Saved entries
____

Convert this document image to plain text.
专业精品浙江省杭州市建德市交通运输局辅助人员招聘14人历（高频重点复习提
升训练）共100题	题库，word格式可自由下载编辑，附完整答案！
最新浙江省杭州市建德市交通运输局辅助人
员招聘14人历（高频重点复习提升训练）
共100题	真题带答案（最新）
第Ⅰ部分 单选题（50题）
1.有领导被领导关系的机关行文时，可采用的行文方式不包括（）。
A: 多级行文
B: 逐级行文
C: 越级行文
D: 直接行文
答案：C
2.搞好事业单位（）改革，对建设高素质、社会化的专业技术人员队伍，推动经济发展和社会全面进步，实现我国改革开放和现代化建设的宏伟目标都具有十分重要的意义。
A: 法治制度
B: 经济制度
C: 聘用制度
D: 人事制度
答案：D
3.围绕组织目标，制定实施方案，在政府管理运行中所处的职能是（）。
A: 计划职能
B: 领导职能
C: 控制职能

____

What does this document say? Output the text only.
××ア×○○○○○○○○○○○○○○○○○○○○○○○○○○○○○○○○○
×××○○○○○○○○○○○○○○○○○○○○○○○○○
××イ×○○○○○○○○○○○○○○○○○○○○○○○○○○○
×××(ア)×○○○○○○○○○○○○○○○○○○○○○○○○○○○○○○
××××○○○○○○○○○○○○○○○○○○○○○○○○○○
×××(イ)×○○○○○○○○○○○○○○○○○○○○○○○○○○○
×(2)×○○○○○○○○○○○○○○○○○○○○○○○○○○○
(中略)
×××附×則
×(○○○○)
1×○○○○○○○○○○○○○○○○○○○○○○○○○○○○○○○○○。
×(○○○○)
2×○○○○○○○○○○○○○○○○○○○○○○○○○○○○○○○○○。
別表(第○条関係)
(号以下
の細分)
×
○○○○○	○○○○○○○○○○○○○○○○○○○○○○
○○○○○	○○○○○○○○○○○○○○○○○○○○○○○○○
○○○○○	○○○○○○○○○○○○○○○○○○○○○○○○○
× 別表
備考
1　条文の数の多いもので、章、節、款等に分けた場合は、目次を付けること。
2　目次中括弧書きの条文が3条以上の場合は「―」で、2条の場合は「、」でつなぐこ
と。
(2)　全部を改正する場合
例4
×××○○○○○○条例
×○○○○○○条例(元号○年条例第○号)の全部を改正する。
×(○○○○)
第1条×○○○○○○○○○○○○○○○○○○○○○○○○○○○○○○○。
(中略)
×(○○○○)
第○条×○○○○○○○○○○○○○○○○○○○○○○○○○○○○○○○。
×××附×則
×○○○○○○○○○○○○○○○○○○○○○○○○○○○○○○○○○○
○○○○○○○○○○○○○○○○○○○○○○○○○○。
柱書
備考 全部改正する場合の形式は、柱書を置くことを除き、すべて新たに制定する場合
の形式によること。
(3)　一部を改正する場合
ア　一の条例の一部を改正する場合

____

> **EXERCISE DIRECTIONS**
Where a line above holds the string "this", show that line.

> **THE RESULT**
Convert this document image to plain text.
What does this document say? Output the text only.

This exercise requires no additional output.